* What you are asked to do
Copy out each line featuring the string "reinforcing" from the entries beneath.

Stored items
▼

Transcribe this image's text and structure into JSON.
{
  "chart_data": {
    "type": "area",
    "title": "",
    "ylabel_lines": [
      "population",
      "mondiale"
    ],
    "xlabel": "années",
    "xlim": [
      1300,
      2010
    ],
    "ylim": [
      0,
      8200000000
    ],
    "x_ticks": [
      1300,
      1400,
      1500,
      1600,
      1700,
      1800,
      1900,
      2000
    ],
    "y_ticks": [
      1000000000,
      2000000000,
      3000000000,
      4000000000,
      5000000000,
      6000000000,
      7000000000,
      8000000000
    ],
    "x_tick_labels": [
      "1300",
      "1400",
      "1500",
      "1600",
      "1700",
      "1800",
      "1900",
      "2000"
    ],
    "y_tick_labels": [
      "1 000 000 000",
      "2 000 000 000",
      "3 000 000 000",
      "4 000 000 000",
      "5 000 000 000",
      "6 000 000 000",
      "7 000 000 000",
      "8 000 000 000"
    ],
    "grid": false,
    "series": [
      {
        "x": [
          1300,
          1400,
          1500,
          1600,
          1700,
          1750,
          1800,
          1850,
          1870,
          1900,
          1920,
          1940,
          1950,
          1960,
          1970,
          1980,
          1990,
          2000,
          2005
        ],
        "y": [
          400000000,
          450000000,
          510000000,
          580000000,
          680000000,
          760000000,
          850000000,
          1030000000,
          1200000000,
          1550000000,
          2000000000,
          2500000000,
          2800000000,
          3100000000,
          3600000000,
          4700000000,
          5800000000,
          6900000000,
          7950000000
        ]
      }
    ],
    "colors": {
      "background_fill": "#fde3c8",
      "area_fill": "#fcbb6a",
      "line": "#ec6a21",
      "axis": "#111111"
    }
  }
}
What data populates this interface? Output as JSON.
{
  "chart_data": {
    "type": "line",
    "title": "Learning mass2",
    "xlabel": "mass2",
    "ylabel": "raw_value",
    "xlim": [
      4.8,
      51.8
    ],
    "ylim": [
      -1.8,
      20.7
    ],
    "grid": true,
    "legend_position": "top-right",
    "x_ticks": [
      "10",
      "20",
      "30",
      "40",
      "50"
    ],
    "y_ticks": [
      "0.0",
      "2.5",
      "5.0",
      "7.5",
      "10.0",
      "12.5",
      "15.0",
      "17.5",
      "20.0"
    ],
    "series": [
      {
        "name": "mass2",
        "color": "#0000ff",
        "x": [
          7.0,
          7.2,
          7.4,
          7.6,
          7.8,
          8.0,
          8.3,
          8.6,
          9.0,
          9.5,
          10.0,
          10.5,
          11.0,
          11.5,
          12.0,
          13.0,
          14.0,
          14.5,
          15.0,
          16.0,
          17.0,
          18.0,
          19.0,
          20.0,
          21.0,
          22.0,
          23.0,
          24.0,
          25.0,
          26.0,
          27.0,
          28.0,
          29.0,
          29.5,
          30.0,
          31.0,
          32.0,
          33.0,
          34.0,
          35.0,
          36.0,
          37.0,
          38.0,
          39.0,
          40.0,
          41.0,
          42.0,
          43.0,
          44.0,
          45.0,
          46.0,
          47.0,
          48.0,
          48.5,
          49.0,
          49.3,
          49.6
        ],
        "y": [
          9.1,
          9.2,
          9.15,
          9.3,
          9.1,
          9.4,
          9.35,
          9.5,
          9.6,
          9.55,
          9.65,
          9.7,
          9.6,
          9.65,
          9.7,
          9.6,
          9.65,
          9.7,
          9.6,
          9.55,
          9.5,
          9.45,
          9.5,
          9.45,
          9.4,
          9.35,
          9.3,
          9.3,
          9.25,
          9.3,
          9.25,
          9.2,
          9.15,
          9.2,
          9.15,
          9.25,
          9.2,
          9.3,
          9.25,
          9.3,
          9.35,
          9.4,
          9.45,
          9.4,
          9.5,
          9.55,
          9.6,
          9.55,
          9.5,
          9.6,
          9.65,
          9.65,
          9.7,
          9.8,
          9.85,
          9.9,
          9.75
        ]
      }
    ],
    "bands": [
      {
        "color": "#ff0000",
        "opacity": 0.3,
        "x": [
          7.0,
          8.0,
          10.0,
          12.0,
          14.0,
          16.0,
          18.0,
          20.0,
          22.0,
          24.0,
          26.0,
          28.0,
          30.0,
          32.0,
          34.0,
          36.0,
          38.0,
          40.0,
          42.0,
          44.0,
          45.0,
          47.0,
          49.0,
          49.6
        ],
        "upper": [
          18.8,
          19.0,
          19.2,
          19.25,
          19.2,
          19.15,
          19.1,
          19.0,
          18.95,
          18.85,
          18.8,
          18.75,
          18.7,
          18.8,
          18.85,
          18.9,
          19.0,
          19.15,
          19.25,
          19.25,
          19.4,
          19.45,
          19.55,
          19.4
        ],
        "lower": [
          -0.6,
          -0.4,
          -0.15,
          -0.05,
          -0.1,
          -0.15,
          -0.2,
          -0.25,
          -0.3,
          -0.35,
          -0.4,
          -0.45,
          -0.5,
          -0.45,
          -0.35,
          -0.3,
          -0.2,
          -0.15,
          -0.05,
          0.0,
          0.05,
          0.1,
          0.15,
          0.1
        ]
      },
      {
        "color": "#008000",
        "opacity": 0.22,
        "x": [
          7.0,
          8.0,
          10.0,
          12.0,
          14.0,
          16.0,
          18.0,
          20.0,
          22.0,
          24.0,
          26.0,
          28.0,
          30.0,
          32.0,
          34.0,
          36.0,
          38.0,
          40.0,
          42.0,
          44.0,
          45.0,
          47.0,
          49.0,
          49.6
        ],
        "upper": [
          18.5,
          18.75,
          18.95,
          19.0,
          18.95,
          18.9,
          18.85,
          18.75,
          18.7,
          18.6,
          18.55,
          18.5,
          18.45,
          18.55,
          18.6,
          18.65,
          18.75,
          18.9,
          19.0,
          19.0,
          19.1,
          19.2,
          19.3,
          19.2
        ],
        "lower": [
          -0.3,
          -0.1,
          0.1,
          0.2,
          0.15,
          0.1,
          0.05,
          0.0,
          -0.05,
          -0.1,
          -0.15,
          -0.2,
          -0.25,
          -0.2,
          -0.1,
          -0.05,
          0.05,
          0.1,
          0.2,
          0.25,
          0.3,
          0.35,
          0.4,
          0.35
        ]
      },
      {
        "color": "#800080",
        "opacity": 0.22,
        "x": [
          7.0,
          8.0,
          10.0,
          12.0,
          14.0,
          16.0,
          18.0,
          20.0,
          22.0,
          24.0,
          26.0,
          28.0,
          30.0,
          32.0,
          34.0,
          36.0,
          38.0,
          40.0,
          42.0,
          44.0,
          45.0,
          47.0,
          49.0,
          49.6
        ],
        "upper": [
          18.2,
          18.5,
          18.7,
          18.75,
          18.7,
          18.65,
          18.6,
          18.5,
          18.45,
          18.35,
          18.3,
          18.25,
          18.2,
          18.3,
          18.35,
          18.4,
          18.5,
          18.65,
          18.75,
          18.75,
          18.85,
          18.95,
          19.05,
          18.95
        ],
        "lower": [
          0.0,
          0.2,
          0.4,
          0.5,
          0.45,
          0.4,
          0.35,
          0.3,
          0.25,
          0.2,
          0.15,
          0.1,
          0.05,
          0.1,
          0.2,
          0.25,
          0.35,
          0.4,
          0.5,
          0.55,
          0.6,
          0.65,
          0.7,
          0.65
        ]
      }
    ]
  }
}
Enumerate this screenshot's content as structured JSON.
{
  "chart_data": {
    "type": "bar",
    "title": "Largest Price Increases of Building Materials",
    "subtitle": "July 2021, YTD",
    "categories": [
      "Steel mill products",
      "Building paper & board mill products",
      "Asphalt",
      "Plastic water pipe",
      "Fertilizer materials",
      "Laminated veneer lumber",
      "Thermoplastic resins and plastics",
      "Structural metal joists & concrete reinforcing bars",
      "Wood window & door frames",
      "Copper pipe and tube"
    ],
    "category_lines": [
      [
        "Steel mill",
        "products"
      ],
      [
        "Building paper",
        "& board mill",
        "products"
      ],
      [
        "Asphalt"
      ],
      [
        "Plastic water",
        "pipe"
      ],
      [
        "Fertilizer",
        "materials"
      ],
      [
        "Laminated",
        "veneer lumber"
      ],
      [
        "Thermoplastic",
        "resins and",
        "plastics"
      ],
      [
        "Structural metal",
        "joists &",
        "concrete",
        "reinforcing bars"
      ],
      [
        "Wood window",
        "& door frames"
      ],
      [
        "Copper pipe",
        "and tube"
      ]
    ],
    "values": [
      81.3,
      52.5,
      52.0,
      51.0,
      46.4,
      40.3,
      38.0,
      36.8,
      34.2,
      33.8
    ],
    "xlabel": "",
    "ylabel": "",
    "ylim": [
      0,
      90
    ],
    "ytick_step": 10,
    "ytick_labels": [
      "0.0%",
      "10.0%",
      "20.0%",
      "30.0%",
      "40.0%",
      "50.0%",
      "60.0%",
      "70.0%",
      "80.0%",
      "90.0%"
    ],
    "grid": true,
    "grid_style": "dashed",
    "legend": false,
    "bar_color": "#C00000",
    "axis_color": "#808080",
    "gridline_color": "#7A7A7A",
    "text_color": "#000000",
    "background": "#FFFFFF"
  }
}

▲

* Task result
      "Structural metal joists & concrete reinforcing bars",
        "reinforcing bars"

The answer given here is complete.